##### Given entries
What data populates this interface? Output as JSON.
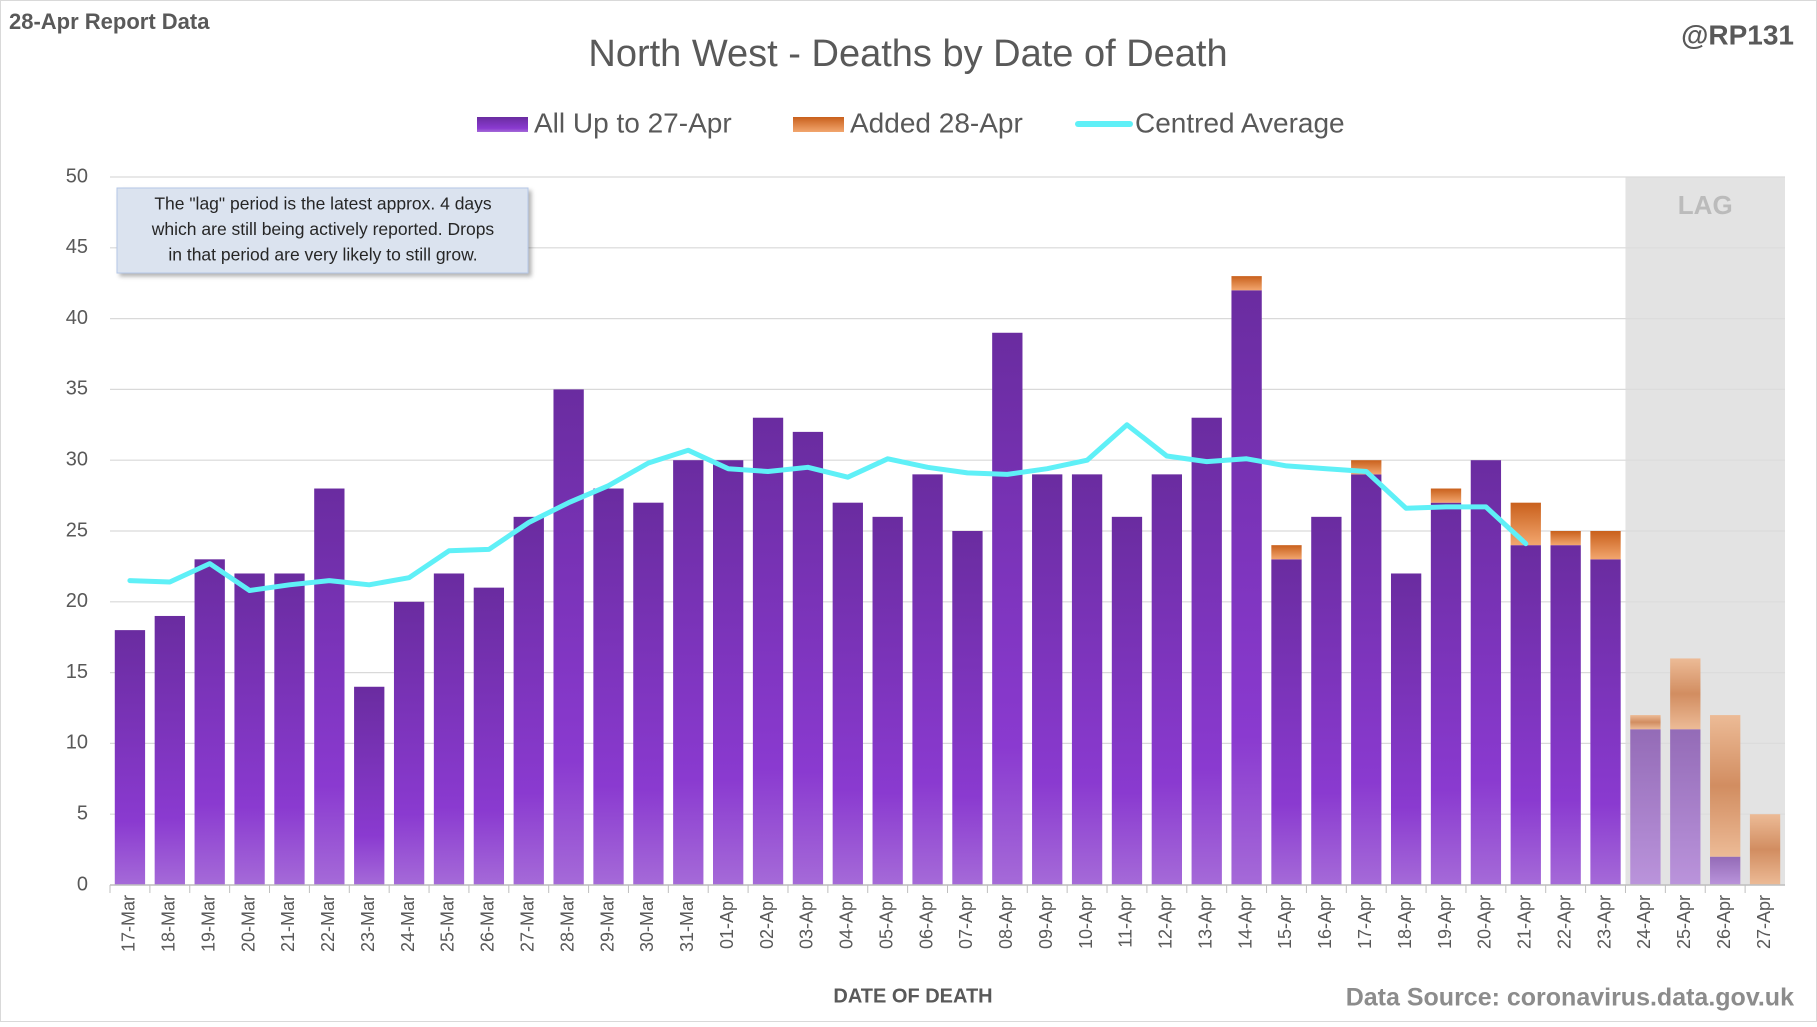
{
  "report_label": "28-Apr Report Data",
  "handle": "@RP131",
  "source": "Data Source: coronavirus.data.gov.uk",
  "chart_data": {
    "type": "bar",
    "stacked": true,
    "title": "North West - Deaths by Date of Death",
    "x_label": "DATE OF DEATH",
    "annotation": [
      "The \"lag\" period is the latest approx. 4 days",
      "which are still being actively reported.  Drops",
      "in that period are very likely to still grow."
    ],
    "lag_label": "LAG",
    "lag_start": "24-Apr",
    "categories": [
      "17-Mar",
      "18-Mar",
      "19-Mar",
      "20-Mar",
      "21-Mar",
      "22-Mar",
      "23-Mar",
      "24-Mar",
      "25-Mar",
      "26-Mar",
      "27-Mar",
      "28-Mar",
      "29-Mar",
      "30-Mar",
      "31-Mar",
      "01-Apr",
      "02-Apr",
      "03-Apr",
      "04-Apr",
      "05-Apr",
      "06-Apr",
      "07-Apr",
      "08-Apr",
      "09-Apr",
      "10-Apr",
      "11-Apr",
      "12-Apr",
      "13-Apr",
      "14-Apr",
      "15-Apr",
      "16-Apr",
      "17-Apr",
      "18-Apr",
      "19-Apr",
      "20-Apr",
      "21-Apr",
      "22-Apr",
      "23-Apr",
      "24-Apr",
      "25-Apr",
      "26-Apr",
      "27-Apr"
    ],
    "series": [
      {
        "name": "All Up to 27-Apr",
        "type": "bar",
        "color": "#7030a0",
        "values": [
          18,
          19,
          23,
          22,
          22,
          28,
          14,
          20,
          22,
          21,
          26,
          35,
          28,
          27,
          30,
          30,
          33,
          32,
          27,
          26,
          29,
          25,
          39,
          29,
          29,
          26,
          29,
          33,
          42,
          23,
          26,
          29,
          22,
          27,
          30,
          24,
          24,
          23,
          11,
          11,
          2,
          0
        ]
      },
      {
        "name": "Added 28-Apr",
        "type": "bar",
        "color": "#e07b39",
        "values": [
          0,
          0,
          0,
          0,
          0,
          0,
          0,
          0,
          0,
          0,
          0,
          0,
          0,
          0,
          0,
          0,
          0,
          0,
          0,
          0,
          0,
          0,
          0,
          0,
          0,
          0,
          0,
          0,
          1,
          1,
          0,
          1,
          0,
          1,
          0,
          3,
          1,
          2,
          1,
          5,
          10,
          5
        ]
      },
      {
        "name": "Centred Average",
        "type": "line",
        "color": "#5ff0f7",
        "values": [
          21.5,
          21.4,
          22.7,
          20.8,
          21.2,
          21.5,
          21.2,
          21.7,
          23.6,
          23.7,
          25.6,
          27,
          28.2,
          29.8,
          30.7,
          29.4,
          29.2,
          29.5,
          28.8,
          30.1,
          29.5,
          29.1,
          29,
          29.4,
          30,
          32.5,
          30.3,
          29.9,
          30.1,
          29.6,
          29.4,
          29.2,
          26.6,
          26.7,
          26.7,
          24.1,
          null,
          null,
          null,
          null,
          null,
          null
        ]
      }
    ],
    "ylim": [
      0,
      50
    ],
    "yticks": [
      0,
      5,
      10,
      15,
      20,
      25,
      30,
      35,
      40,
      45,
      50
    ],
    "grid": true
  }
}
##########
» **Instructions for the task**:
The records above are to be quoted exactly, with all pictures left out.

» **Exercise result**:
What data populates this interface? Output as JSON.
{
  "report_label": "28-Apr Report Data",
  "handle": "@RP131",
  "source": "Data Source: coronavirus.data.gov.uk",
  "chart_data": {
    "type": "bar",
    "stacked": true,
    "title": "North West - Deaths by Date of Death",
    "x_label": "DATE OF DEATH",
    "annotation": [
      "The \"lag\" period is the latest approx. 4 days",
      "which are still being actively reported.  Drops",
      "in that period are very likely to still grow."
    ],
    "lag_label": "LAG",
    "lag_start": "24-Apr",
    "categories": [
      "17-Mar",
      "18-Mar",
      "19-Mar",
      "20-Mar",
      "21-Mar",
      "22-Mar",
      "23-Mar",
      "24-Mar",
      "25-Mar",
      "26-Mar",
      "27-Mar",
      "28-Mar",
      "29-Mar",
      "30-Mar",
      "31-Mar",
      "01-Apr",
      "02-Apr",
      "03-Apr",
      "04-Apr",
      "05-Apr",
      "06-Apr",
      "07-Apr",
      "08-Apr",
      "09-Apr",
      "10-Apr",
      "11-Apr",
      "12-Apr",
      "13-Apr",
      "14-Apr",
      "15-Apr",
      "16-Apr",
      "17-Apr",
      "18-Apr",
      "19-Apr",
      "20-Apr",
      "21-Apr",
      "22-Apr",
      "23-Apr",
      "24-Apr",
      "25-Apr",
      "26-Apr",
      "27-Apr"
    ],
    "series": [
      {
        "name": "All Up to 27-Apr",
        "type": "bar",
        "color": "#7030a0",
        "values": [
          18,
          19,
          23,
          22,
          22,
          28,
          14,
          20,
          22,
          21,
          26,
          35,
          28,
          27,
          30,
          30,
          33,
          32,
          27,
          26,
          29,
          25,
          39,
          29,
          29,
          26,
          29,
          33,
          42,
          23,
          26,
          29,
          22,
          27,
          30,
          24,
          24,
          23,
          11,
          11,
          2,
          0
        ]
      },
      {
        "name": "Added 28-Apr",
        "type": "bar",
        "color": "#e07b39",
        "values": [
          0,
          0,
          0,
          0,
          0,
          0,
          0,
          0,
          0,
          0,
          0,
          0,
          0,
          0,
          0,
          0,
          0,
          0,
          0,
          0,
          0,
          0,
          0,
          0,
          0,
          0,
          0,
          0,
          1,
          1,
          0,
          1,
          0,
          1,
          0,
          3,
          1,
          2,
          1,
          5,
          10,
          5
        ]
      },
      {
        "name": "Centred Average",
        "type": "line",
        "color": "#5ff0f7",
        "values": [
          21.5,
          21.4,
          22.7,
          20.8,
          21.2,
          21.5,
          21.2,
          21.7,
          23.6,
          23.7,
          25.6,
          27,
          28.2,
          29.8,
          30.7,
          29.4,
          29.2,
          29.5,
          28.8,
          30.1,
          29.5,
          29.1,
          29,
          29.4,
          30,
          32.5,
          30.3,
          29.9,
          30.1,
          29.6,
          29.4,
          29.2,
          26.6,
          26.7,
          26.7,
          24.1,
          null,
          null,
          null,
          null,
          null,
          null
        ]
      }
    ],
    "ylim": [
      0,
      50
    ],
    "yticks": [
      0,
      5,
      10,
      15,
      20,
      25,
      30,
      35,
      40,
      45,
      50
    ],
    "grid": true
  }
}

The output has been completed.